WHAT THIS EXERCISE ASKS =
**1)** Answer these questions about the closing conditions excerpt:
(a) Which officers of Seller are named as those who, any two of them, must execute Seller's certificate?
(b) Who must execute the certificate that Buyer delivers to Seller?
(c) Which section governs the documents Buyer must deliver at Closing?
**2)** Pick up the closing conditions excerpt after its final sentence and continue it in the same contractual style.

CONDITIONS OF CLOSING; ABANDONMENT OF TRANSACTION
-------------------------------------------------
6.1 Conditions to Obligations of Buyer to Proceed on the Closing Date. The
obligations of Buyer to proceed on the Closing Date shall be subject (at its
discretion) to the satisfaction, on or prior to the Closing, of all of the
following conditions:
(a) Truth of Representations and Warranties and Compliance with
Obligations. The representation and warranties of Seller herein shall
be true in all material respects on the Closing Date with the same effect
as though made at such time. Seller shall have performed all material
obligations and complied with all material covenants and conditions prior
to or as of the Closing Date. Seller shall have delivered to Buyer a
certificate of Seller in form and substance satisfactory to Buyer dated as
of the Closing Date and executed by the any two of the Chief Executive
Officer, President or Chief Financial Officer of Seller to all such
effects.
(b) Assignments. Seller shall have executed and delivered to Buyer
documents assigning all of its right, title and interest in the Intangible
Property, the Vehicle and related lease.
(c) Release Secured Claims. Seller shall have obtained full and complete
releases of all security interests, or other encumbrances upon the
Brokerage Assets, including those set forth in Exhibit 3.3 (a).
(d) Delivery of Documents. Seller shall have delivered all documents
required to be delivered at Closing pursuant to Section 7.2 hereof.
(e) Litigation Affecting Closing. No suit, action or other proceeding
shall be pending or threatened by or before any court or governmental
agency in which it is sought to restrain or prohibit or to obtain damages
or other relief in connection with this Agreement or the consummation of
the transaction contemplated by this Agreement, and no investigation that
may result in any such suit, action or other proceeding shall be pending or
threatened.
6.2 Conditions to Obligations of Seller to Proceed on the Closing Date.
The obligation of Seller to proceed on the Closing Date shall be subject (at its
discretion) to the satisfaction, on or before the Closing, of the following
conditions:
(a) Truth of Representations and Warranties and Compliance with
Obligations. The representations and warranties of Buyer herein contained
shall be true in all material respects on the Closing Date with the same
effect as though made at such times. Buyer shall have performed all
material obligations and complied with all material covenants and
conditions prior to or as of the Closing Date. Buyer shall have delivered
to Seller a certificate in form and substance reasonably satisfactory to
Seller dated as of the Closing Date and executed by its President to all
such effects.
(b) Delivery of Documents. Buyer shall have delivered all documents
required to be delivered at Closing pursuant to Section 7.3 hereof.
(c) Required Consents. All required consents shall have been received
from governmental agencies whose approval is required to consummate the
transaction contemplated herein.
(d) Litigation Affecting Closing. No suit, action or other proceeding
shall be pending or threatened by or before any court or governmental
agency in which it is sought to restrain or prohibit or to obtain damages
or other relief in connection with this Agreement or the consummation of
the transaction contemplated by this Agreement, and no investigation that
might eventuate in any such suit, action or other proceeding shall be
pending or threatened.

Stored items from a collection =
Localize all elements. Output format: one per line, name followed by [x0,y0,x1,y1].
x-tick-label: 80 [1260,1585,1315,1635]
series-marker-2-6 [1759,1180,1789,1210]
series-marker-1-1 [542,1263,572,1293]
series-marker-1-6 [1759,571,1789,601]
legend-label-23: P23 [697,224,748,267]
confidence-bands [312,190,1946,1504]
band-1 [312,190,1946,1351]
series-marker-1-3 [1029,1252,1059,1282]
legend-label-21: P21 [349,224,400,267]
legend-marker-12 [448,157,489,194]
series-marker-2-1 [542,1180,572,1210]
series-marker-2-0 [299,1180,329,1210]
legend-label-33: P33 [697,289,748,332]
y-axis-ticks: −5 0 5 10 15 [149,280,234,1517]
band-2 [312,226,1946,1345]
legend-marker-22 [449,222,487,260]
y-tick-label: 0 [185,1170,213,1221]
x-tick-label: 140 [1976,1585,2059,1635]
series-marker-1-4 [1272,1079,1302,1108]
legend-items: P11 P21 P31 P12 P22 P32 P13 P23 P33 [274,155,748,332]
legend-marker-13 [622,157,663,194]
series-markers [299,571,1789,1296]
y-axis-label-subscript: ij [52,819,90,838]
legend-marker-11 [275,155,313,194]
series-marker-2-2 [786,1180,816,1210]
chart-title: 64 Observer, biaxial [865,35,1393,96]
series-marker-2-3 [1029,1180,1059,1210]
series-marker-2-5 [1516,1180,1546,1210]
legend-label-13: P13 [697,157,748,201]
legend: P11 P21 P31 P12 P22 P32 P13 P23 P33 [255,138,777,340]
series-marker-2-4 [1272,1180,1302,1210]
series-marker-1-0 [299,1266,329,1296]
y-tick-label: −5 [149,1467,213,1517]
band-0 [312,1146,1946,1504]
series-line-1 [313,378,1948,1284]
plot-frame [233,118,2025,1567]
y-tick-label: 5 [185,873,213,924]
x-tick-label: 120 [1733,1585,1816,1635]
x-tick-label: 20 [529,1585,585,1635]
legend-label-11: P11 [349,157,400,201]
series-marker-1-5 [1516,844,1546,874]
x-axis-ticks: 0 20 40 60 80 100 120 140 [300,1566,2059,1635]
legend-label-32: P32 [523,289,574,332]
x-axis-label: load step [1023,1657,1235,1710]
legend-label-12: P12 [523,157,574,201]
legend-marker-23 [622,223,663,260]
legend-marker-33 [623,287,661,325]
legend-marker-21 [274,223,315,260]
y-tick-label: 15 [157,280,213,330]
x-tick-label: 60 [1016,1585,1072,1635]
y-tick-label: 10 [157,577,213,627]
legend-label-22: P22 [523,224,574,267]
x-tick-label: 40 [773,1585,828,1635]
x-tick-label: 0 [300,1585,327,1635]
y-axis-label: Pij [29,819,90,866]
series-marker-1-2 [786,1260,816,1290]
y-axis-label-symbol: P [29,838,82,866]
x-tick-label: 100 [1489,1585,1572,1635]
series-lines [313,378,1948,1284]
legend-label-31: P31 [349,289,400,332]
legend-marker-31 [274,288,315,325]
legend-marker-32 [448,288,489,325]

ANSWERS FOR THE EXERCISE =
**1)**
(a) The Chief Executive Officer, President or Chief Financial Officer of Seller.
(b) Buyer's President.
(c) Section 7.3.

**2)**
6.3 Absence of Exhibits. The parties acknowledge that Exhibits ???????
are not attached hereto and that only a preliminary version of Exhibits ?????
have been attached hereto. The parties agree to use their best efforts to
negotiate in good faith the final form of such Exhibits, and no party may
decline to proceed at the Closing unless the other party has failed to negotiate
in good faith concerning a material portion of any such Exhibit.
6.4 Termination of Agreement. This Agreement and the transactions
contemplated herein may be terminated at or prior to the Closing Date as
follows:
(a) By mutual written consent of all parties.
(b) By Buyer pursuant to written notice delivered at or prior to the
Closing if Seller has failed in any material respect to satisfy all of the
conditions to Closing set forth in Section 6.1 or if the parties have been
unable after good faith efforts to reach agreement on any issue arising
under Section 6.3.
(c) By Seller pursuant to written notice delivered at or prior to the
Closing if Buyer has failed in any material respect to satisfy the
conditions set forth in Section 6.2 or if the parties have been unable
after good faith efforts to reach agreement on any issue arising under
Section 6.3.
6.5 Consequences of Termination. In the event of termination of this
Agreement, each party will return to the other all documents and materials
obtained from the other in connection with the transaction contemplated by this
Agreement and will not use and will keep confidential all Confidential
Information about the other party obtained pursuant to this Agreement pursuant
to the terms of Section 5.1 hereof. However, Seller does not agree to re-hire
any employees solely as a result of termination hereunder.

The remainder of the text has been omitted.